▸ **What you will do**
Extract all lines that hold "JSON" from the records below.

[START Records supplied]

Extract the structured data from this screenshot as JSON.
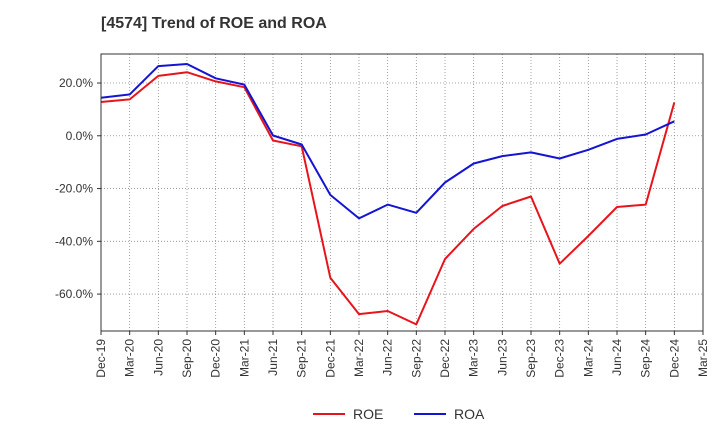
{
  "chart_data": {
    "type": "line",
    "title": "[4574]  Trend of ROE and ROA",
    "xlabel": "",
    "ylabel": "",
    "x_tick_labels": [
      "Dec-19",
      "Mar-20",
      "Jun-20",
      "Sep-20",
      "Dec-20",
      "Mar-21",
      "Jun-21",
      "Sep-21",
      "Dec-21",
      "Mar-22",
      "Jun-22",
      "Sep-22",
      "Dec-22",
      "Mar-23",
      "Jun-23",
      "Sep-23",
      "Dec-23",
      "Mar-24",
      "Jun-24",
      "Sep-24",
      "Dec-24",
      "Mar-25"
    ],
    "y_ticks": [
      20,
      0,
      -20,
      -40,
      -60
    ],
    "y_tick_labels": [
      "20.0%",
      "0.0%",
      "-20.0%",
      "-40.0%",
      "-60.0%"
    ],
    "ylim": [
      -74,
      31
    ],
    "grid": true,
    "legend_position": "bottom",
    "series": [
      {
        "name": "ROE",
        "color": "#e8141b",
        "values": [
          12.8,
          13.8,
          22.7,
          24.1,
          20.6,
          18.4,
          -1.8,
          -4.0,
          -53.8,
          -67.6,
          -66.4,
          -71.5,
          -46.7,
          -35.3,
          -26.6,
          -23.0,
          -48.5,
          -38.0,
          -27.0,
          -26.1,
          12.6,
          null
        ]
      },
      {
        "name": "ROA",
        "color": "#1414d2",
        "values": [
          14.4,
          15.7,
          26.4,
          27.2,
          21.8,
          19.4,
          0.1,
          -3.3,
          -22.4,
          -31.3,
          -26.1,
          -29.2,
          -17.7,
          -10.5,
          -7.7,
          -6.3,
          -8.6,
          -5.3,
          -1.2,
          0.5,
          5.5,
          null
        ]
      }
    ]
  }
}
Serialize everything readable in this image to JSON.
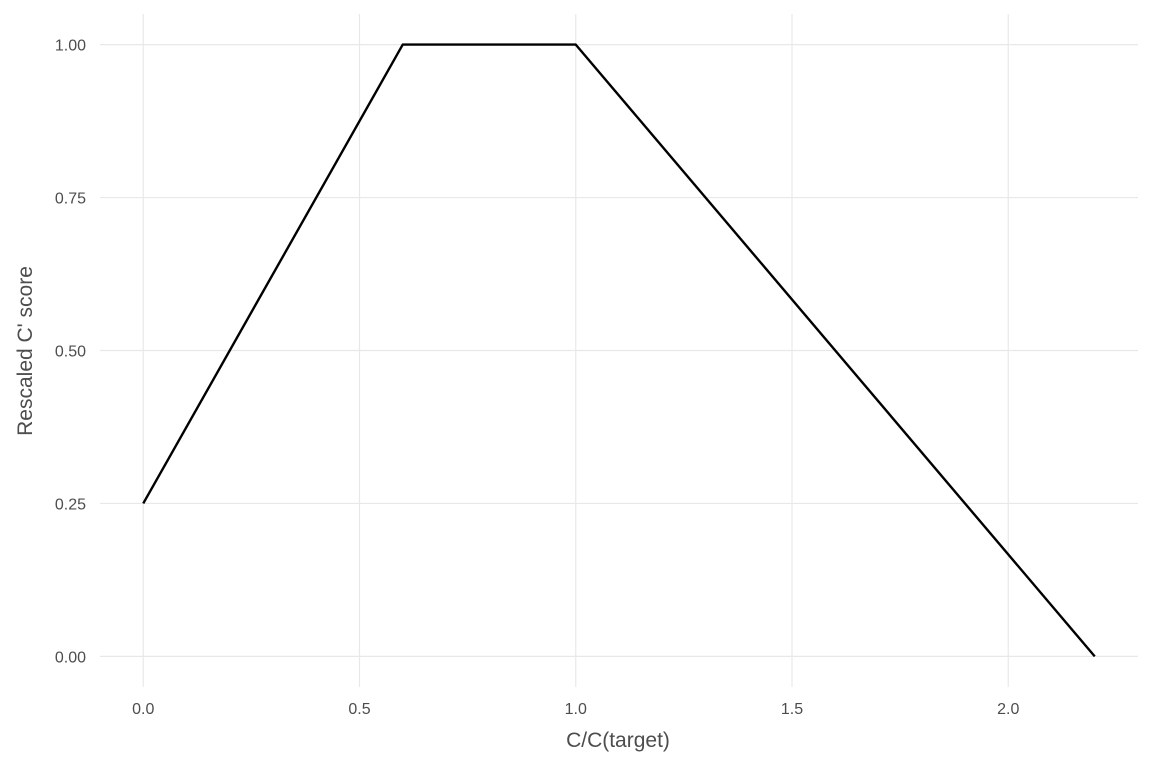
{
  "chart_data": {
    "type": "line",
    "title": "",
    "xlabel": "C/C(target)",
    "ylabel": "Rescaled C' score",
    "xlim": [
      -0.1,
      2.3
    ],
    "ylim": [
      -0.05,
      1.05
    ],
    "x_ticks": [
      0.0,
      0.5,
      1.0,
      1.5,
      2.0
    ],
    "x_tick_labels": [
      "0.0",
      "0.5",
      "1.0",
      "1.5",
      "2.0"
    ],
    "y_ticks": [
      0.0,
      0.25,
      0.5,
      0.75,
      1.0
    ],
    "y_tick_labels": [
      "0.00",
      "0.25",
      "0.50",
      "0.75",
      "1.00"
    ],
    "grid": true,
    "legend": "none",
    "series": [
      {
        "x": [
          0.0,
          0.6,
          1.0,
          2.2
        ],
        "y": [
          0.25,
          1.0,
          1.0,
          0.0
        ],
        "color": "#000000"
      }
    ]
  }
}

[END Records supplied]
[START Records supplied]

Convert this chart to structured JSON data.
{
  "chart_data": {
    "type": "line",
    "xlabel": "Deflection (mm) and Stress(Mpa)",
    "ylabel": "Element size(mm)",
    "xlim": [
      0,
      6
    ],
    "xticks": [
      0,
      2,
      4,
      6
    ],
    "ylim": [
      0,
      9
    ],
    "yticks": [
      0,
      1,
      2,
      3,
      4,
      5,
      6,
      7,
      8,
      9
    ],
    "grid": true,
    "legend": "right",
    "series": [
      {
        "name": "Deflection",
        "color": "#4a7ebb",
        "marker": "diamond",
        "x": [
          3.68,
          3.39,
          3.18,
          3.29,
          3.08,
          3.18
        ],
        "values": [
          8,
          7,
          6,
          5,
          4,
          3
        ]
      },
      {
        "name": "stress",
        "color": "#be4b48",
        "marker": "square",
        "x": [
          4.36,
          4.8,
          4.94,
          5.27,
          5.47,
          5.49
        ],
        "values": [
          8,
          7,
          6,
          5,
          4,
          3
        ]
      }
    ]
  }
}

[END Records supplied]

▸ **Final result**
Extract the structured data from this screenshot as JSON.
Serialize everything readable in this image to JSON.
Convert this chart to structured JSON data.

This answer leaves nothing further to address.